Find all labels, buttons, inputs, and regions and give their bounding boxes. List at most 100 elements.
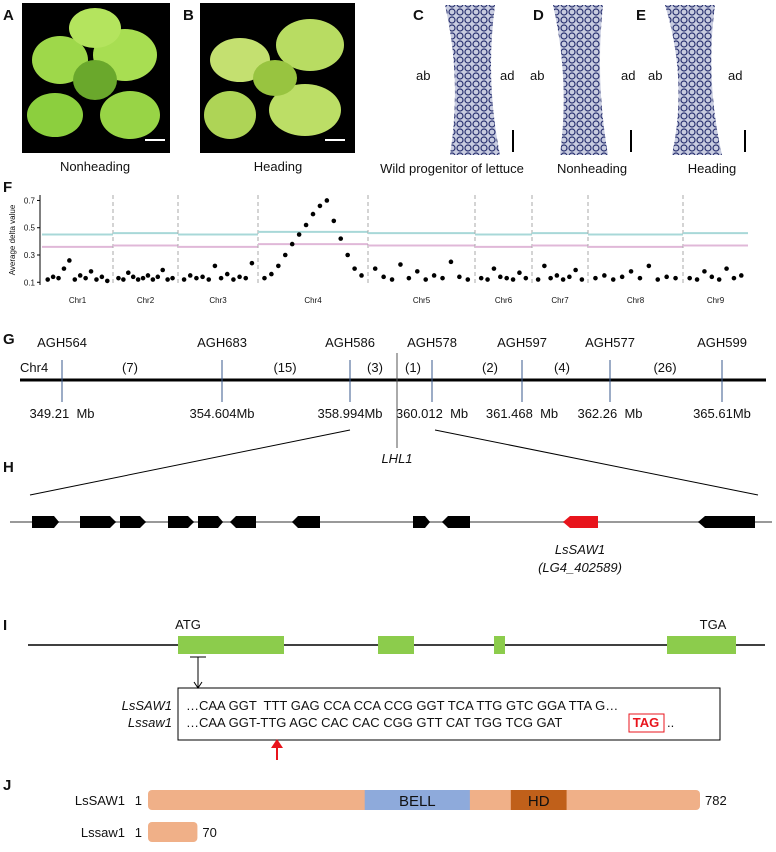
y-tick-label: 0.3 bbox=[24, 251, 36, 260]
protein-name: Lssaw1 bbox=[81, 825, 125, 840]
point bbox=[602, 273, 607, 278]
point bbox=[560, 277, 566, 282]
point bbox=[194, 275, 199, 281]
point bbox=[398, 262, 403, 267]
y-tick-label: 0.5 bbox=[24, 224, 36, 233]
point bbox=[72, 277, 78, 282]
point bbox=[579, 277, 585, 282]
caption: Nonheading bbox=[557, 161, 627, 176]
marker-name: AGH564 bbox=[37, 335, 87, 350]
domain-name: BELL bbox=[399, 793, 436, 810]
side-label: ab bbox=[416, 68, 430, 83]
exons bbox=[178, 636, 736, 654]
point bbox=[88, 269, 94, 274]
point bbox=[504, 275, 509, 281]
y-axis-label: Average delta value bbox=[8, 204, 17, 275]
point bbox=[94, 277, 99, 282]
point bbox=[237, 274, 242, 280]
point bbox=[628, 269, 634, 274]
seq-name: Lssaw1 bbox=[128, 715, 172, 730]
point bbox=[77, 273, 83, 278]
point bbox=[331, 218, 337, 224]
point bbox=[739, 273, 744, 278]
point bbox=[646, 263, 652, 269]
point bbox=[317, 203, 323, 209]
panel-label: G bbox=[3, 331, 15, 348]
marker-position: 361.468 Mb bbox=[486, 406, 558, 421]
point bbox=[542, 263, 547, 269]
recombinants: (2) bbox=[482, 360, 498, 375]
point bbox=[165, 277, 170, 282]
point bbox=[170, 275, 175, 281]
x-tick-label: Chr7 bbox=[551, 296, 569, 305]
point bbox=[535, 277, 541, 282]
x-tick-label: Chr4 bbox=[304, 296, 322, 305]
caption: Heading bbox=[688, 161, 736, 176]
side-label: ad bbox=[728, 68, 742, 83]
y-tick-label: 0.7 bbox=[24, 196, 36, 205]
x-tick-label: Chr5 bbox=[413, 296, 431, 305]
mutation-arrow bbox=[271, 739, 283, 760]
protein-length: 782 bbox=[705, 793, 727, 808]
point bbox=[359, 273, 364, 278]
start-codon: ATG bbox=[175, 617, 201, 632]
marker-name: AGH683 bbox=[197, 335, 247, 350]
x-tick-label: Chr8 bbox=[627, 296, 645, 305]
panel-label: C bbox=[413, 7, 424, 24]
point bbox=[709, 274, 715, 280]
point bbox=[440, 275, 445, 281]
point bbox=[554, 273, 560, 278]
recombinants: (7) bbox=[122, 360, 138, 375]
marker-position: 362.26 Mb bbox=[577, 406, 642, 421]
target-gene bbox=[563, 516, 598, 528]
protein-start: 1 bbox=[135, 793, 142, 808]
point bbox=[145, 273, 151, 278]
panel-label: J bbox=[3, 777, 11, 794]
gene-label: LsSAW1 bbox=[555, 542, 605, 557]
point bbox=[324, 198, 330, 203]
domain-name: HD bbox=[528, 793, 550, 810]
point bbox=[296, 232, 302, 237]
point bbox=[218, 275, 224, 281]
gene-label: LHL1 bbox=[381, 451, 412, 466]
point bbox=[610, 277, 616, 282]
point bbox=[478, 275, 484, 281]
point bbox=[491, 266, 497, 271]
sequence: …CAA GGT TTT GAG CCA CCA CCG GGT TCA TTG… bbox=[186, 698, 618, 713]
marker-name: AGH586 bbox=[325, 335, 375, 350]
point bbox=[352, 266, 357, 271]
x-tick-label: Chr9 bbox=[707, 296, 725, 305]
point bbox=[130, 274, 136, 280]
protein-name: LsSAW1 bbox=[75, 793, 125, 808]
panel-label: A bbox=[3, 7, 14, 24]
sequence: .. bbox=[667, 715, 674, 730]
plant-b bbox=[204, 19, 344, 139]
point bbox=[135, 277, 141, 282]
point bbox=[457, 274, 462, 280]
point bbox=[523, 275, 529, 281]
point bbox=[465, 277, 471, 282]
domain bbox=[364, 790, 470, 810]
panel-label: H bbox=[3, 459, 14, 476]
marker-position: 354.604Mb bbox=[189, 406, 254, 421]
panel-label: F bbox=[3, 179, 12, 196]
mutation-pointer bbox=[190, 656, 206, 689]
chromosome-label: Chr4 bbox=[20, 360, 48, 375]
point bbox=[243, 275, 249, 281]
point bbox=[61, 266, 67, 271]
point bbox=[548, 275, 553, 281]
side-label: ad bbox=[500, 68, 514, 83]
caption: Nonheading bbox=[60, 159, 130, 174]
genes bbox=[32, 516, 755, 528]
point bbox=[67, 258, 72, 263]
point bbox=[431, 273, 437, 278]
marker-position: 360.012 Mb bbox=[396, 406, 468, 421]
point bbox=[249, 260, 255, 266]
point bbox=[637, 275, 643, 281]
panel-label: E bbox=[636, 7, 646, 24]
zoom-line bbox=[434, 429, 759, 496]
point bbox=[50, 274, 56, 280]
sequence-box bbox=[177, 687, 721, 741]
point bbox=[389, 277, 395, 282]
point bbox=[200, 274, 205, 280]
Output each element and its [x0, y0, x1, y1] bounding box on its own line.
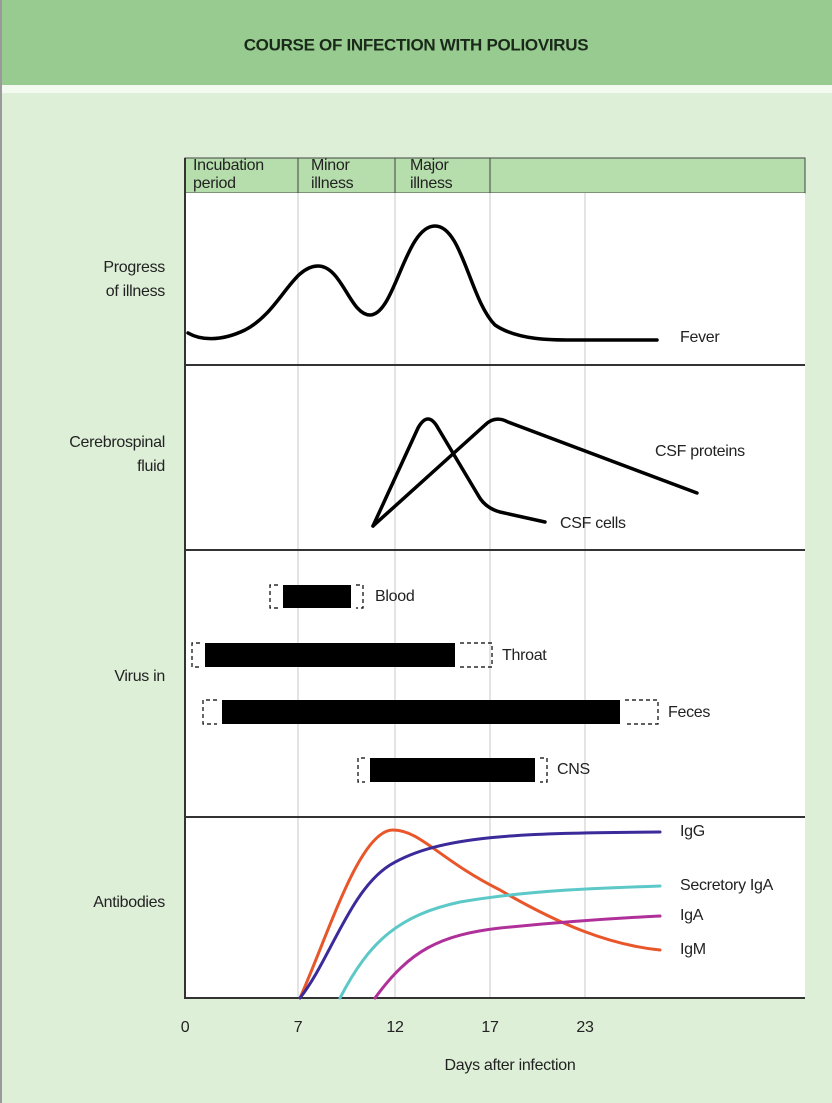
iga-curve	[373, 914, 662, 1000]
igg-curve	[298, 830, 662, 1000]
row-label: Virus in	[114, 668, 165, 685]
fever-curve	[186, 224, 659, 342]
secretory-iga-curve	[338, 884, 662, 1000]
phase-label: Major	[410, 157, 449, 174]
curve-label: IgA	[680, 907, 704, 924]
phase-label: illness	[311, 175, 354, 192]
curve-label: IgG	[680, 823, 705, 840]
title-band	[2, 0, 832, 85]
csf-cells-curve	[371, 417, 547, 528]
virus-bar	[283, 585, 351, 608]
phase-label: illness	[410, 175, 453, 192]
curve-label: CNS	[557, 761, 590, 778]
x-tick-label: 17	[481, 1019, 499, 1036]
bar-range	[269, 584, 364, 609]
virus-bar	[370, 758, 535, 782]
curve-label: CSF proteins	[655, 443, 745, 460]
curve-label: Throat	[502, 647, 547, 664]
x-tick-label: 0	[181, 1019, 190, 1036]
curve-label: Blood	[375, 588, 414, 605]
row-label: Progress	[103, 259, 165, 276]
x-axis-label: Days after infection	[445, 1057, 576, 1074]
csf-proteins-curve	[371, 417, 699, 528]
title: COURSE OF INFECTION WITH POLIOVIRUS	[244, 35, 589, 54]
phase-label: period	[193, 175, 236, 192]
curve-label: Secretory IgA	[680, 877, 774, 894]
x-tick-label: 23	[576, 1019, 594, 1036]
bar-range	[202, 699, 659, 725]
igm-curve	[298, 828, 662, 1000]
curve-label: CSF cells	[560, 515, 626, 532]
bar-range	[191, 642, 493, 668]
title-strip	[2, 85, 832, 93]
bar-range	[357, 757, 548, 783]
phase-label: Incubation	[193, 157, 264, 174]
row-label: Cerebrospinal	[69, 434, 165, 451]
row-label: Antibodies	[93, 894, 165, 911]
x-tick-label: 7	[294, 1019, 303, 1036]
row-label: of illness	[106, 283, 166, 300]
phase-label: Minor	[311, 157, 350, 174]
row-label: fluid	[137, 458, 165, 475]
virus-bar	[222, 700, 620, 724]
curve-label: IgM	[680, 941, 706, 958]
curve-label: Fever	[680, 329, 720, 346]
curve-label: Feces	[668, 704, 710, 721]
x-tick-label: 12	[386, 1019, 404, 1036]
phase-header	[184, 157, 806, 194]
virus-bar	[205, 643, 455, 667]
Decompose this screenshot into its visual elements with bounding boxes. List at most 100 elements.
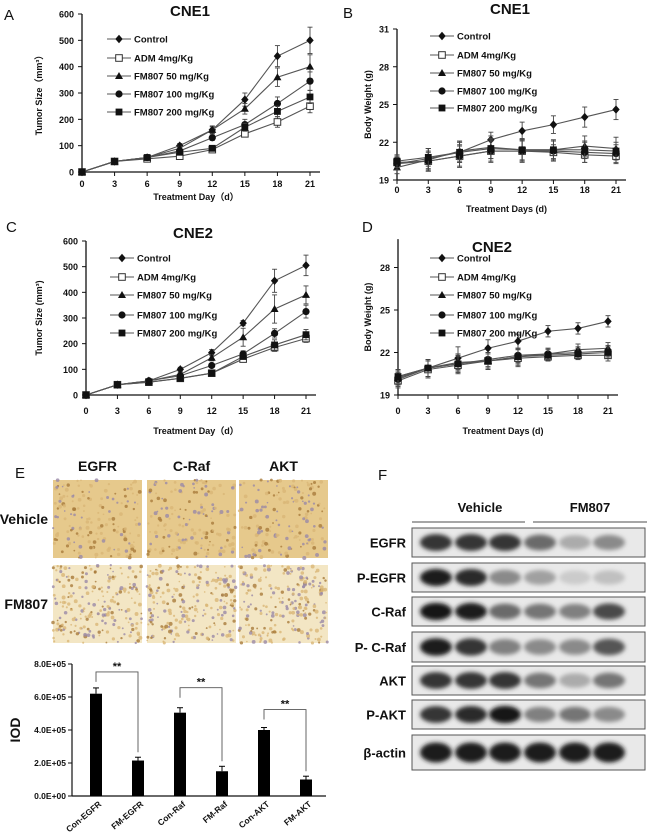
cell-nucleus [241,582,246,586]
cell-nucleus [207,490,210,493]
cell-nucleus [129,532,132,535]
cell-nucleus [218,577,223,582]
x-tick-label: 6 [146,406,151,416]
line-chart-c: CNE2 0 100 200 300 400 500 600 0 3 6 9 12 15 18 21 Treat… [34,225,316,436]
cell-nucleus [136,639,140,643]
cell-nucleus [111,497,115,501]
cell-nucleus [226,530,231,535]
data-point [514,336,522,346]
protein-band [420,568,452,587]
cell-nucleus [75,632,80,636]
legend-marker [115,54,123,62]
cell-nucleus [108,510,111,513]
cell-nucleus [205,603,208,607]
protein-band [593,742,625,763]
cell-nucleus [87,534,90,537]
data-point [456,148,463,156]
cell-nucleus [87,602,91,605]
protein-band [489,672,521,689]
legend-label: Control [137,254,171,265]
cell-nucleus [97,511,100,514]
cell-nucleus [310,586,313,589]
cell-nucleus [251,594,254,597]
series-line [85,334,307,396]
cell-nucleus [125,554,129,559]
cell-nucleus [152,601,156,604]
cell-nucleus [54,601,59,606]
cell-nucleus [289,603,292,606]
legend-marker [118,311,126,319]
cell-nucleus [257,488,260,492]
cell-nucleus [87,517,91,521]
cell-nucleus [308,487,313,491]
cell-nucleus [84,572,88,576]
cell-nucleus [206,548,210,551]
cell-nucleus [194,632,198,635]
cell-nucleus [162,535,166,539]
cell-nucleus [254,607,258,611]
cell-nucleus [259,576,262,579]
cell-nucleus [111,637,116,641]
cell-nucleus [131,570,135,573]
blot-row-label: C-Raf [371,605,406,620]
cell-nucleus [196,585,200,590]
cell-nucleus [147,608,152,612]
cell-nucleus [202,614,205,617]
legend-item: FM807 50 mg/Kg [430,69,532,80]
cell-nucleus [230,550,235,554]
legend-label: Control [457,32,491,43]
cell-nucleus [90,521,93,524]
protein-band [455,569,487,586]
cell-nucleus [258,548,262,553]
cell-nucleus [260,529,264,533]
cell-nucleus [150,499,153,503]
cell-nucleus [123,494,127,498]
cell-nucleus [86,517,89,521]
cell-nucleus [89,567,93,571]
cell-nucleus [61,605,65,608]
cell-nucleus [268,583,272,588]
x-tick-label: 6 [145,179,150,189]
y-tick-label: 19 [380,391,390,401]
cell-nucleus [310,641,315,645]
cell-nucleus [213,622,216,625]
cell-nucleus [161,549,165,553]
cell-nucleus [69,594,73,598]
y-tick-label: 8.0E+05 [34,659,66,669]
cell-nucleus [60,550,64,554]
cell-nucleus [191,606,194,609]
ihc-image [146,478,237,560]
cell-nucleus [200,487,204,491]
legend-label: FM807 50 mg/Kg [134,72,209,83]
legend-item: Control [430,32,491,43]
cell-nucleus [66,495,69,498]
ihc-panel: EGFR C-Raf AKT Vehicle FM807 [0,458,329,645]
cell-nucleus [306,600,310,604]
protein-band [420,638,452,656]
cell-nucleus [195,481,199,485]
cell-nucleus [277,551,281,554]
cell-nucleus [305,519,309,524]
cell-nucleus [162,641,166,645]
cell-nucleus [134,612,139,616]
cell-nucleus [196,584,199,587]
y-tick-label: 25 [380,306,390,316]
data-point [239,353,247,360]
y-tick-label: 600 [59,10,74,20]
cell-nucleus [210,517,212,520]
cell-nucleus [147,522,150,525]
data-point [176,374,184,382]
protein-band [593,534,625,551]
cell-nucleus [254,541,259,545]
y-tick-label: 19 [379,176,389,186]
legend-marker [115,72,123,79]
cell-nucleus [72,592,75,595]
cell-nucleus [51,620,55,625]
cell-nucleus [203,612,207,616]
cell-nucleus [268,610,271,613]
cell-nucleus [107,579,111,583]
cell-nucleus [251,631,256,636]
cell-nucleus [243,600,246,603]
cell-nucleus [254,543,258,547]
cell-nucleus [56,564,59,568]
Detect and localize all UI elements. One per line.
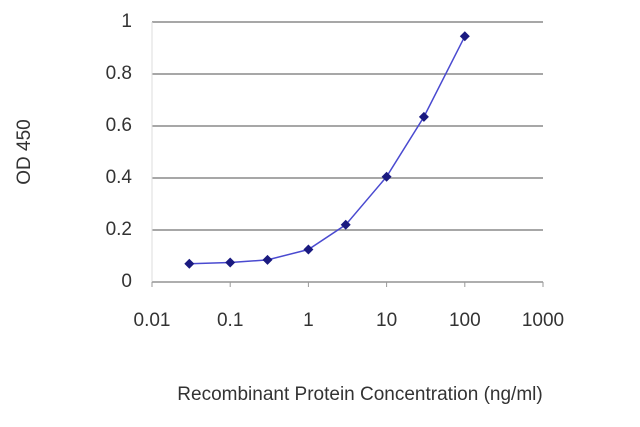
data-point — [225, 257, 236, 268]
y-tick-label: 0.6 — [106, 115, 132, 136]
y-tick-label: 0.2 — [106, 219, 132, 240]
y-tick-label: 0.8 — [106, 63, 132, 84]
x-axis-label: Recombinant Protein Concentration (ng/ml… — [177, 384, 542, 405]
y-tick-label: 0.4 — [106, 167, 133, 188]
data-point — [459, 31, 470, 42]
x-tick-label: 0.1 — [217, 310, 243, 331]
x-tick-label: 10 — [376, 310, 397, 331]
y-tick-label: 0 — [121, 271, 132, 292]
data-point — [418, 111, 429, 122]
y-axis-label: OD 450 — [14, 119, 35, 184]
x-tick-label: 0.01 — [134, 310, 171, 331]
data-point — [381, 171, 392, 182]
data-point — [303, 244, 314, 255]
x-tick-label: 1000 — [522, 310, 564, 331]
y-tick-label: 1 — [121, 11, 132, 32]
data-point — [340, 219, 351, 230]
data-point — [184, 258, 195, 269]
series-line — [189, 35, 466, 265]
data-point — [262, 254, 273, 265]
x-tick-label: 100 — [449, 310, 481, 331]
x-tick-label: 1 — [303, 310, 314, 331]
------------------------
__Work order__
Set down exactly the lines between the one with "Detect and localize" and the last line of the material above, both included, but none of the pictures.

__Completed task__
Detect and localize all UI elements. One per line.
data-point — [225, 257, 236, 268]
y-tick-label: 0.6 — [106, 115, 132, 136]
y-tick-label: 0.2 — [106, 219, 132, 240]
y-tick-label: 0.8 — [106, 63, 132, 84]
x-axis-label: Recombinant Protein Concentration (ng/ml… — [177, 384, 542, 405]
y-tick-label: 0.4 — [106, 167, 133, 188]
data-point — [459, 31, 470, 42]
x-tick-label: 0.1 — [217, 310, 243, 331]
x-tick-label: 10 — [376, 310, 397, 331]
y-tick-label: 0 — [121, 271, 132, 292]
data-point — [418, 111, 429, 122]
y-axis-label: OD 450 — [14, 119, 35, 184]
x-tick-label: 0.01 — [134, 310, 171, 331]
data-point — [381, 171, 392, 182]
data-point — [303, 244, 314, 255]
x-tick-label: 1000 — [522, 310, 564, 331]
y-tick-label: 1 — [121, 11, 132, 32]
data-point — [340, 219, 351, 230]
data-point — [184, 258, 195, 269]
series-line — [189, 35, 466, 265]
data-point — [262, 254, 273, 265]
x-tick-label: 100 — [449, 310, 481, 331]
x-tick-label: 1 — [303, 310, 314, 331]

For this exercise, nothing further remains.